::: Record list :::

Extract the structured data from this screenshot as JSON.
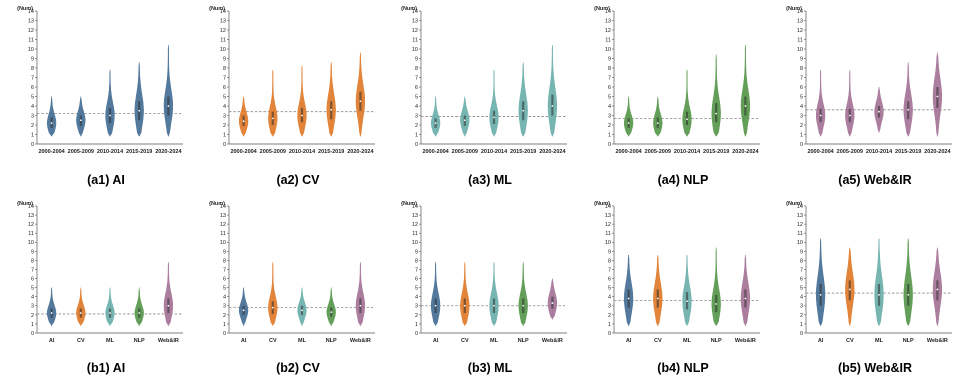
{
  "chart_data": [
    {
      "id": "a1",
      "type": "violin",
      "title": "(a1)  AI",
      "ylabel": "(Num)",
      "ylim": [
        0,
        14
      ],
      "yticks": [
        0,
        1,
        2,
        3,
        4,
        5,
        6,
        7,
        8,
        9,
        10,
        11,
        12,
        13,
        14
      ],
      "categories": [
        "2000-2004",
        "2005-2009",
        "2010-2014",
        "2015-2019",
        "2020-2024"
      ],
      "colors": [
        "#4a7298",
        "#4a7298",
        "#4a7298",
        "#4a7298",
        "#4a7298"
      ],
      "reference_line": 3.2,
      "distributions": [
        {
          "min": 0.8,
          "max": 5.0,
          "median": 2.2,
          "q1": 1.7,
          "q3": 2.8
        },
        {
          "min": 0.8,
          "max": 5.0,
          "median": 2.5,
          "q1": 1.9,
          "q3": 3.0
        },
        {
          "min": 0.8,
          "max": 7.8,
          "median": 3.0,
          "q1": 2.2,
          "q3": 3.8
        },
        {
          "min": 0.8,
          "max": 8.6,
          "median": 3.5,
          "q1": 2.5,
          "q3": 4.5
        },
        {
          "min": 0.8,
          "max": 10.4,
          "median": 4.0,
          "q1": 3.0,
          "q3": 5.0
        }
      ]
    },
    {
      "id": "a2",
      "type": "violin",
      "title": "(a2)  CV",
      "ylabel": "(Num)",
      "ylim": [
        0,
        14
      ],
      "yticks": [
        0,
        1,
        2,
        3,
        4,
        5,
        6,
        7,
        8,
        9,
        10,
        11,
        12,
        13,
        14
      ],
      "categories": [
        "2000-2004",
        "2005-2009",
        "2010-2014",
        "2015-2019",
        "2020-2024"
      ],
      "colors": [
        "#e07d2e",
        "#e07d2e",
        "#e07d2e",
        "#e07d2e",
        "#e07d2e"
      ],
      "reference_line": 3.4,
      "distributions": [
        {
          "min": 0.8,
          "max": 5.0,
          "median": 2.4,
          "q1": 1.9,
          "q3": 3.0
        },
        {
          "min": 0.8,
          "max": 7.8,
          "median": 2.7,
          "q1": 2.0,
          "q3": 3.4
        },
        {
          "min": 0.8,
          "max": 8.2,
          "median": 3.0,
          "q1": 2.3,
          "q3": 3.8
        },
        {
          "min": 0.8,
          "max": 8.6,
          "median": 3.6,
          "q1": 2.6,
          "q3": 4.5
        },
        {
          "min": 0.8,
          "max": 9.6,
          "median": 4.5,
          "q1": 3.5,
          "q3": 5.5
        }
      ]
    },
    {
      "id": "a3",
      "type": "violin",
      "title": "(a3)  ML",
      "ylabel": "(Num)",
      "ylim": [
        0,
        14
      ],
      "yticks": [
        0,
        1,
        2,
        3,
        4,
        5,
        6,
        7,
        8,
        9,
        10,
        11,
        12,
        13,
        14
      ],
      "categories": [
        "2000-2004",
        "2005-2009",
        "2010-2014",
        "2015-2019",
        "2020-2024"
      ],
      "colors": [
        "#6fb1ad",
        "#6fb1ad",
        "#6fb1ad",
        "#6fb1ad",
        "#6fb1ad"
      ],
      "reference_line": 2.9,
      "distributions": [
        {
          "min": 0.8,
          "max": 5.0,
          "median": 2.2,
          "q1": 1.7,
          "q3": 2.7
        },
        {
          "min": 0.8,
          "max": 5.0,
          "median": 2.5,
          "q1": 1.9,
          "q3": 3.0
        },
        {
          "min": 0.8,
          "max": 7.8,
          "median": 2.8,
          "q1": 2.1,
          "q3": 3.5
        },
        {
          "min": 0.8,
          "max": 8.6,
          "median": 3.5,
          "q1": 2.5,
          "q3": 4.5
        },
        {
          "min": 0.8,
          "max": 10.4,
          "median": 4.0,
          "q1": 3.0,
          "q3": 5.2
        }
      ]
    },
    {
      "id": "a4",
      "type": "violin",
      "title": "(a4)  NLP",
      "ylabel": "(Num)",
      "ylim": [
        0,
        14
      ],
      "yticks": [
        0,
        1,
        2,
        3,
        4,
        5,
        6,
        7,
        8,
        9,
        10,
        11,
        12,
        13,
        14
      ],
      "categories": [
        "2000-2004",
        "2005-2009",
        "2010-2014",
        "2015-2019",
        "2020-2024"
      ],
      "colors": [
        "#5b9a50",
        "#5b9a50",
        "#5b9a50",
        "#5b9a50",
        "#5b9a50"
      ],
      "reference_line": 2.7,
      "distributions": [
        {
          "min": 0.8,
          "max": 5.0,
          "median": 2.2,
          "q1": 1.7,
          "q3": 2.7
        },
        {
          "min": 0.8,
          "max": 5.0,
          "median": 2.2,
          "q1": 1.7,
          "q3": 2.8
        },
        {
          "min": 0.8,
          "max": 7.8,
          "median": 2.6,
          "q1": 2.0,
          "q3": 3.4
        },
        {
          "min": 0.8,
          "max": 9.4,
          "median": 3.2,
          "q1": 2.3,
          "q3": 4.3
        },
        {
          "min": 0.8,
          "max": 10.4,
          "median": 4.0,
          "q1": 3.0,
          "q3": 5.0
        }
      ]
    },
    {
      "id": "a5",
      "type": "violin",
      "title": "(a5)  Web&IR",
      "ylabel": "(Num)",
      "ylim": [
        0,
        14
      ],
      "yticks": [
        0,
        1,
        2,
        3,
        4,
        5,
        6,
        7,
        8,
        9,
        10,
        11,
        12,
        13,
        14
      ],
      "categories": [
        "2000-2004",
        "2005-2009",
        "2010-2014",
        "2015-2019",
        "2020-2024"
      ],
      "colors": [
        "#a7779a",
        "#a7779a",
        "#a7779a",
        "#a7779a",
        "#a7779a"
      ],
      "reference_line": 3.6,
      "distributions": [
        {
          "min": 0.8,
          "max": 7.8,
          "median": 3.0,
          "q1": 2.3,
          "q3": 3.7
        },
        {
          "min": 0.8,
          "max": 7.8,
          "median": 3.0,
          "q1": 2.3,
          "q3": 3.7
        },
        {
          "min": 1.2,
          "max": 6.0,
          "median": 3.4,
          "q1": 2.8,
          "q3": 4.0
        },
        {
          "min": 0.8,
          "max": 8.6,
          "median": 3.6,
          "q1": 2.6,
          "q3": 4.5
        },
        {
          "min": 0.8,
          "max": 9.6,
          "median": 5.0,
          "q1": 3.8,
          "q3": 6.0
        }
      ]
    },
    {
      "id": "b1",
      "type": "violin",
      "title": "(b1)  AI",
      "ylabel": "(Num)",
      "ylim": [
        0,
        14
      ],
      "yticks": [
        0,
        1,
        2,
        3,
        4,
        5,
        6,
        7,
        8,
        9,
        10,
        11,
        12,
        13,
        14
      ],
      "categories": [
        "AI",
        "CV",
        "ML",
        "NLP",
        "Web&IR"
      ],
      "colors": [
        "#4a7298",
        "#e07d2e",
        "#6fb1ad",
        "#5b9a50",
        "#a7779a"
      ],
      "reference_line": 2.1,
      "distributions": [
        {
          "min": 0.8,
          "max": 5.0,
          "median": 2.2,
          "q1": 1.7,
          "q3": 2.7
        },
        {
          "min": 0.8,
          "max": 5.0,
          "median": 2.2,
          "q1": 1.7,
          "q3": 2.7
        },
        {
          "min": 0.8,
          "max": 5.0,
          "median": 2.2,
          "q1": 1.7,
          "q3": 2.7
        },
        {
          "min": 0.8,
          "max": 5.0,
          "median": 2.2,
          "q1": 1.7,
          "q3": 2.7
        },
        {
          "min": 0.8,
          "max": 7.8,
          "median": 3.0,
          "q1": 2.2,
          "q3": 3.8
        }
      ]
    },
    {
      "id": "b2",
      "type": "violin",
      "title": "(b2)  CV",
      "ylabel": "(Num)",
      "ylim": [
        0,
        14
      ],
      "yticks": [
        0,
        1,
        2,
        3,
        4,
        5,
        6,
        7,
        8,
        9,
        10,
        11,
        12,
        13,
        14
      ],
      "categories": [
        "AI",
        "CV",
        "ML",
        "NLP",
        "Web&IR"
      ],
      "colors": [
        "#4a7298",
        "#e07d2e",
        "#6fb1ad",
        "#5b9a50",
        "#a7779a"
      ],
      "reference_line": 2.8,
      "distributions": [
        {
          "min": 0.8,
          "max": 5.0,
          "median": 2.5,
          "q1": 2.0,
          "q3": 3.0
        },
        {
          "min": 0.8,
          "max": 7.8,
          "median": 2.8,
          "q1": 2.1,
          "q3": 3.5
        },
        {
          "min": 0.8,
          "max": 5.0,
          "median": 2.5,
          "q1": 2.0,
          "q3": 3.0
        },
        {
          "min": 0.8,
          "max": 5.0,
          "median": 2.3,
          "q1": 1.8,
          "q3": 2.8
        },
        {
          "min": 0.8,
          "max": 7.8,
          "median": 3.0,
          "q1": 2.2,
          "q3": 3.8
        }
      ]
    },
    {
      "id": "b3",
      "type": "violin",
      "title": "(b3)  ML",
      "ylabel": "(Num)",
      "ylim": [
        0,
        14
      ],
      "yticks": [
        0,
        1,
        2,
        3,
        4,
        5,
        6,
        7,
        8,
        9,
        10,
        11,
        12,
        13,
        14
      ],
      "categories": [
        "AI",
        "CV",
        "ML",
        "NLP",
        "Web&IR"
      ],
      "colors": [
        "#4a7298",
        "#e07d2e",
        "#6fb1ad",
        "#5b9a50",
        "#a7779a"
      ],
      "reference_line": 3.0,
      "distributions": [
        {
          "min": 0.8,
          "max": 7.8,
          "median": 3.0,
          "q1": 2.2,
          "q3": 3.8
        },
        {
          "min": 0.8,
          "max": 7.8,
          "median": 3.0,
          "q1": 2.2,
          "q3": 3.8
        },
        {
          "min": 0.8,
          "max": 7.8,
          "median": 3.0,
          "q1": 2.2,
          "q3": 3.8
        },
        {
          "min": 0.8,
          "max": 7.8,
          "median": 3.0,
          "q1": 2.2,
          "q3": 3.8
        },
        {
          "min": 1.5,
          "max": 6.0,
          "median": 3.3,
          "q1": 2.7,
          "q3": 4.0
        }
      ]
    },
    {
      "id": "b4",
      "type": "violin",
      "title": "(b4)  NLP",
      "ylabel": "(Num)",
      "ylim": [
        0,
        14
      ],
      "yticks": [
        0,
        1,
        2,
        3,
        4,
        5,
        6,
        7,
        8,
        9,
        10,
        11,
        12,
        13,
        14
      ],
      "categories": [
        "AI",
        "CV",
        "ML",
        "NLP",
        "Web&IR"
      ],
      "colors": [
        "#4a7298",
        "#e07d2e",
        "#6fb1ad",
        "#5b9a50",
        "#a7779a"
      ],
      "reference_line": 3.6,
      "distributions": [
        {
          "min": 0.8,
          "max": 8.6,
          "median": 3.8,
          "q1": 2.8,
          "q3": 4.8
        },
        {
          "min": 0.8,
          "max": 8.6,
          "median": 3.8,
          "q1": 2.8,
          "q3": 4.8
        },
        {
          "min": 0.8,
          "max": 8.6,
          "median": 3.5,
          "q1": 2.6,
          "q3": 4.5
        },
        {
          "min": 0.8,
          "max": 9.4,
          "median": 3.2,
          "q1": 2.3,
          "q3": 4.2
        },
        {
          "min": 0.8,
          "max": 8.6,
          "median": 3.8,
          "q1": 2.8,
          "q3": 4.8
        }
      ]
    },
    {
      "id": "b5",
      "type": "violin",
      "title": "(b5)  Web&IR",
      "ylabel": "(Num)",
      "ylim": [
        0,
        14
      ],
      "yticks": [
        0,
        1,
        2,
        3,
        4,
        5,
        6,
        7,
        8,
        9,
        10,
        11,
        12,
        13,
        14
      ],
      "categories": [
        "AI",
        "CV",
        "ML",
        "NLP",
        "Web&IR"
      ],
      "colors": [
        "#4a7298",
        "#e07d2e",
        "#6fb1ad",
        "#5b9a50",
        "#a7779a"
      ],
      "reference_line": 4.4,
      "distributions": [
        {
          "min": 0.8,
          "max": 10.4,
          "median": 4.2,
          "q1": 3.0,
          "q3": 5.4
        },
        {
          "min": 0.8,
          "max": 9.4,
          "median": 4.8,
          "q1": 3.6,
          "q3": 5.8
        },
        {
          "min": 0.8,
          "max": 10.4,
          "median": 4.2,
          "q1": 3.0,
          "q3": 5.4
        },
        {
          "min": 0.8,
          "max": 10.4,
          "median": 4.2,
          "q1": 3.0,
          "q3": 5.4
        },
        {
          "min": 0.8,
          "max": 9.4,
          "median": 4.8,
          "q1": 3.6,
          "q3": 5.8
        }
      ]
    }
  ]
}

:::

-- Task --
Give back only a number, the number of lines where the string "title" occurs.

-- Output --
10